MATERIAL PROVIDED:

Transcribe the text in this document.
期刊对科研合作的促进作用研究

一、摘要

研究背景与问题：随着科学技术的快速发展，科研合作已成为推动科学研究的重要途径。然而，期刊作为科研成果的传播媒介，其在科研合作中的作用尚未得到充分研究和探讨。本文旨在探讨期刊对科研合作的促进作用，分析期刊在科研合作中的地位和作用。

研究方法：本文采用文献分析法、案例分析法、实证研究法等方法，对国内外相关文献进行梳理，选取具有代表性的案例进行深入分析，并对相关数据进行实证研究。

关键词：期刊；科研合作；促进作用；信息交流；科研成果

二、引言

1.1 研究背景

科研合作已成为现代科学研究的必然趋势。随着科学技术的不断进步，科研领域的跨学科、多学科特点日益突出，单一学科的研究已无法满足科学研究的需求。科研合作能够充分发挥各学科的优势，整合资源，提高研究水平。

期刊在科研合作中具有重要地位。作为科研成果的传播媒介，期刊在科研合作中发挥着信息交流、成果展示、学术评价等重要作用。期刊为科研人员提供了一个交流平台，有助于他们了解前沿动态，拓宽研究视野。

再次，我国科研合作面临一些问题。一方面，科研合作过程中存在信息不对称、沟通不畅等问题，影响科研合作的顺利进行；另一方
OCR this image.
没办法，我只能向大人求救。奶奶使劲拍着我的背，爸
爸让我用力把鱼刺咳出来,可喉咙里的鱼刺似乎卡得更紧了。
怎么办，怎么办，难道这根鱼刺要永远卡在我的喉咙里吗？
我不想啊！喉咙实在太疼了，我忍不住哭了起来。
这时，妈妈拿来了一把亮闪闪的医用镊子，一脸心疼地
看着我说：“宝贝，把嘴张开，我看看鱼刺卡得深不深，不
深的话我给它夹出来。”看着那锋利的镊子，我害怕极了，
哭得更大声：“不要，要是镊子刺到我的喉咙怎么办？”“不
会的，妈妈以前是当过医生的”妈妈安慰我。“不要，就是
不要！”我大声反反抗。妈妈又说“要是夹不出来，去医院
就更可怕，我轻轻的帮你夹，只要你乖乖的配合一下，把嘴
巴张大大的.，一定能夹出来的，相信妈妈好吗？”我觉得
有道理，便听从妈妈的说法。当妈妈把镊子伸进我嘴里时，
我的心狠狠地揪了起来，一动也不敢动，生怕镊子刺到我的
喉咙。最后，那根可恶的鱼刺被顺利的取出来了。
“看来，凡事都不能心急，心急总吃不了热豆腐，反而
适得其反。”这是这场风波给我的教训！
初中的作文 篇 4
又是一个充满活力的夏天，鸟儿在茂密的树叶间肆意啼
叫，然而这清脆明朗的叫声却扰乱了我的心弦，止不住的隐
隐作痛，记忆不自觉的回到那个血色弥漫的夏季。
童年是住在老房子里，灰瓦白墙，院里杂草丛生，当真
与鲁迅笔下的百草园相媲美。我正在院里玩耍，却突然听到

BRIEF:
Gather from the records above every line containing the string "this".

WORKED SOLUTION:
Transcribe the text in this document.
OCR this image.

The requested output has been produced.